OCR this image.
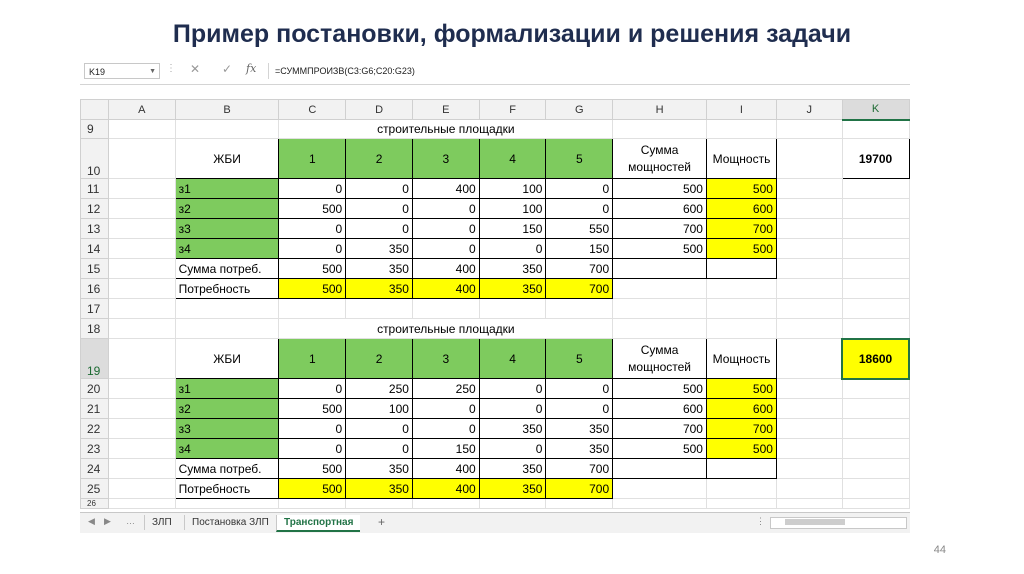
Пример постановки, формализации и решения задачи
K19	▼ ⋮ ✕ ✓ fx	=СУММПРОИЗВ(C3:G6;C20:G23)
	A	B	C	D	E	F	G	H	I	J	K
9			строительные площадки								
10		ЖБИ	1	2	3	4	5	Сумма мощностей	Мощность		19700
11		з1	0	0	400	100	0	500	500		
12		з2	500	0	0	100	0	600	600		
13		з3	0	0	0	150	550	700	700		
14		з4	0	350	0	0	150	500	500		
15		Сумма потреб.	500	350	400	350	700				
16		Потребность	500	350	400	350	700				
17											
18			строительные площадки								
19		ЖБИ	1	2	3	4	5	Сумма мощностей	Мощность		18600
20		з1	0	250	250	0	0	500	500		
21		з2	500	100	0	0	0	600	600		
22		з3	0	0	0	350	350	700	700		
23		з4	0	0	150	0	350	500	500		
24		Сумма потреб.	500	350	400	350	700				
25		Потребность	500	350	400	350	700				
26											
◀ ▶ …	ЗЛП	Постановка ЗЛП	Транспортная	+	⋮
44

Given instruction
All entries are to be retyped exactly. Omit any embedded images.

Solved problem
OCR this image.
Пример постановки, формализации и решения задачи
K19	▼ ⋮ ✕ ✓ fx	=СУММПРОИЗВ(C3:G6;C20:G23)
	A	B	C	D	E	F	G	H	I	J	K
9			строительные площадки								
10		ЖБИ	1	2	3	4	5	Сумма мощностей	Мощность		19700
11		з1	0	0	400	100	0	500	500		
12		з2	500	0	0	100	0	600	600		
13		з3	0	0	0	150	550	700	700		
14		з4	0	350	0	0	150	500	500		
15		Сумма потреб.	500	350	400	350	700				
16		Потребность	500	350	400	350	700				
17											
18			строительные площадки								
19		ЖБИ	1	2	3	4	5	Сумма мощностей	Мощность		18600
20		з1	0	250	250	0	0	500	500		
21		з2	500	100	0	0	0	600	600		
22		з3	0	0	0	350	350	700	700		
23		з4	0	0	150	0	350	500	500		
24		Сумма потреб.	500	350	400	350	700				
25		Потребность	500	350	400	350	700				
26											
◀ ▶ …	ЗЛП	Постановка ЗЛП	Транспортная	+	⋮
44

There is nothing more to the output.